* TO BE DONE:
Please reproduce word for word the lines of the listing below, from the line with "control-panel-icon: [132, 660, 144, 672]" up to and including the line with "search-button-label[interactable]: Search: [217, 142, 252, 154]".

# # #

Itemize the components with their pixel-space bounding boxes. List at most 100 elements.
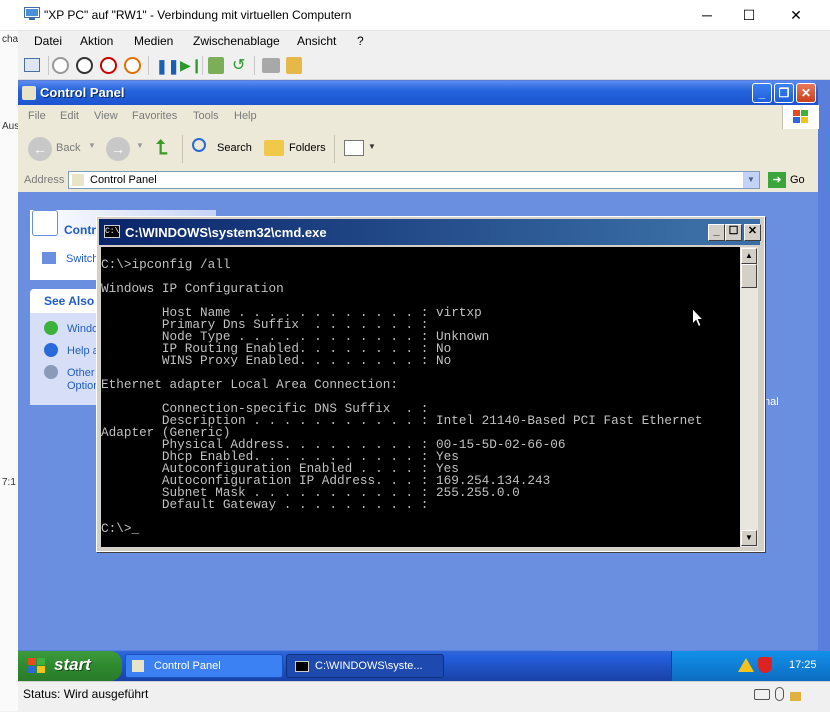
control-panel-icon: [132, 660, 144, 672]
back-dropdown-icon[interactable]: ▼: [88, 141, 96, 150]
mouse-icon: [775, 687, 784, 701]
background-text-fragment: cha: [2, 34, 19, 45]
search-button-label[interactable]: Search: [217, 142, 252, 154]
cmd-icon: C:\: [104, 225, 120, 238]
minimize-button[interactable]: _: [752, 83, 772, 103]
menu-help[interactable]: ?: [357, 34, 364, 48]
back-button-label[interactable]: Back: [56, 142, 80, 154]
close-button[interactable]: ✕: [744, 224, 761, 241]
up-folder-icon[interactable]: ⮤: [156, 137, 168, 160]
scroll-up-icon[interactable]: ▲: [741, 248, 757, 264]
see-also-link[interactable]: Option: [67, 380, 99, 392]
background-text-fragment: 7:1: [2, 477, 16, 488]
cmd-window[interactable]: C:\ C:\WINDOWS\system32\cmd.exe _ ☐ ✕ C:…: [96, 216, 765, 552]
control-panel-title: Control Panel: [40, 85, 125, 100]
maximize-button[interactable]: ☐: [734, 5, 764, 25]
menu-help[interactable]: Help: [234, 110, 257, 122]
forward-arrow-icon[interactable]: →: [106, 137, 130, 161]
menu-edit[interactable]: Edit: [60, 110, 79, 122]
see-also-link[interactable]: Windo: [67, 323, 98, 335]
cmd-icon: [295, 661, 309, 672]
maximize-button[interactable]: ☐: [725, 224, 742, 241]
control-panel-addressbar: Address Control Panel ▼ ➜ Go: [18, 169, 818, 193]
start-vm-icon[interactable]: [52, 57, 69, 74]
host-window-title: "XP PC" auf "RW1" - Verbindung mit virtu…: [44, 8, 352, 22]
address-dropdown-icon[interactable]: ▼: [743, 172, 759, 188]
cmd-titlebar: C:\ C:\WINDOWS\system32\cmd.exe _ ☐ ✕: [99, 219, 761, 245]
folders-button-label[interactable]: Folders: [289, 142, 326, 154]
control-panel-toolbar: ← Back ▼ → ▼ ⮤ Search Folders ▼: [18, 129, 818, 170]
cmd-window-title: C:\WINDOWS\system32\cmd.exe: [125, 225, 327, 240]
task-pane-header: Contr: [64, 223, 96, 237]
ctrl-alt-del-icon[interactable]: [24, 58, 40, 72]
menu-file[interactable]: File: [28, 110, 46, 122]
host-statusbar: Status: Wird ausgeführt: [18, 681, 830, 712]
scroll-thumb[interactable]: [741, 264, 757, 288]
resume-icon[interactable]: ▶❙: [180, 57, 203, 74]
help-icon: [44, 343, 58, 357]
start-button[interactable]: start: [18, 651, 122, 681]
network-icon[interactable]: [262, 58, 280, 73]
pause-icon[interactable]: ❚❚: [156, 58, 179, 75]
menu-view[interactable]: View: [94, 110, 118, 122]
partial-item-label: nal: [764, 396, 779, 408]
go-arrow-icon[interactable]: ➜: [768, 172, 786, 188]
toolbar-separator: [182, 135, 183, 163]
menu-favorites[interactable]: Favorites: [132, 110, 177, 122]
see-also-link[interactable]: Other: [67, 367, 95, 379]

# # #

* OUTPUT BELOW:
control-panel-icon: [132, 660, 144, 672]
back-dropdown-icon[interactable]: ▼: [88, 141, 96, 150]
mouse-icon: [775, 687, 784, 701]
background-text-fragment: cha: [2, 34, 19, 45]
search-button-label[interactable]: Search: [217, 142, 252, 154]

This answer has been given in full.